── MATERIAL PROVIDED ──

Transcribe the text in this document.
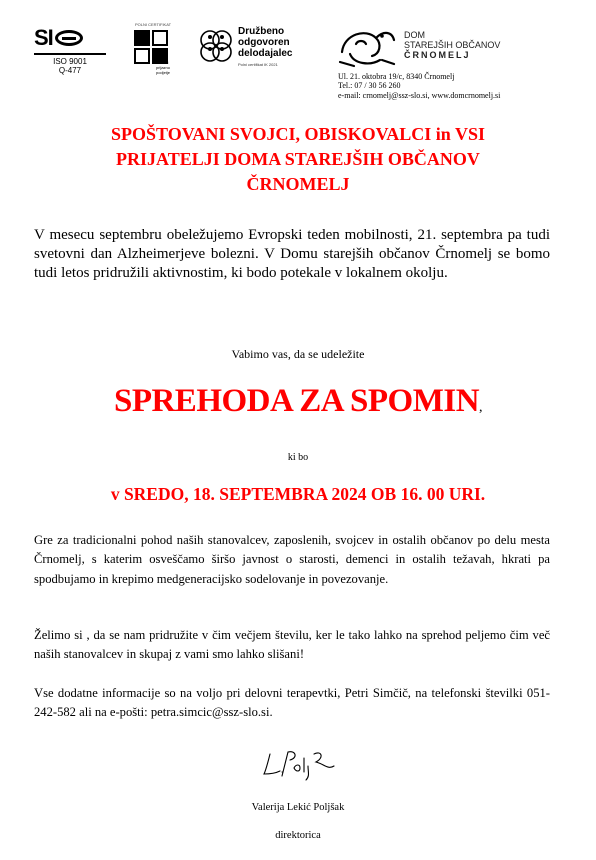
SI
ISO 9001
Q-477
POLNI CERTIFIKAT
Družini
prijazno
podjetje
Družbeno
odgovoren
delodajalec
Polni certifikat IK 2021
DOM
STAREJŠIH OBČANOV
ČRNOMELJ
Ul. 21. oktobra 19/c, 8340 Črnomelj
Tel.: 07 / 30 56 260
e-mail: crnomelj@ssz-slo.si, www.domcrnomelj.si
SPOŠTOVANI SVOJCI, OBISKOVALCI in VSI
PRIJATELJI DOMA STAREJŠIH OBČANOV
ČRNOMELJ

V mesecu septembru obeležujemo Evropski teden mobilnosti, 21. septembra pa tudi svetovni dan Alzheimerjeve bolezni. V Domu starejših občanov Črnomelj se bomo tudi letos pridružili aktivnostim, ki bodo potekale v lokalnem okolju.

Vabimo vas, da se udeležite
SPREHODA ZA SPOMIN,
ki bo
v SREDO, 18. SEPTEMBRA 2024 OB 16. 00 URI.

Gre za tradicionalni pohod naših stanovalcev, zaposlenih, svojcev in ostalih občanov po delu mesta Črnomelj, s katerim osveščamo širšo javnost o starosti, demenci in ostalih težavah, hkrati pa spodbujamo in krepimo medgeneracijsko sodelovanje in povezovanje.

Želimo si , da se nam pridružite v čim večjem številu, ker le tako lahko na sprehod peljemo čim več naših stanovalcev in skupaj z vami smo lahko slišani!

Vse dodatne informacije so na voljo pri delovni terapevtki, Petri Simčič, na telefonski številki 051-242-582 ali na e-pošti: petra.simcic@ssz-slo.si.

Valerija Lekić Poljšak
direktorica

───

How many lines in the listing above contain the string "stanovalcev"? Answer with the number only.

■ TASK OUTPUT:
2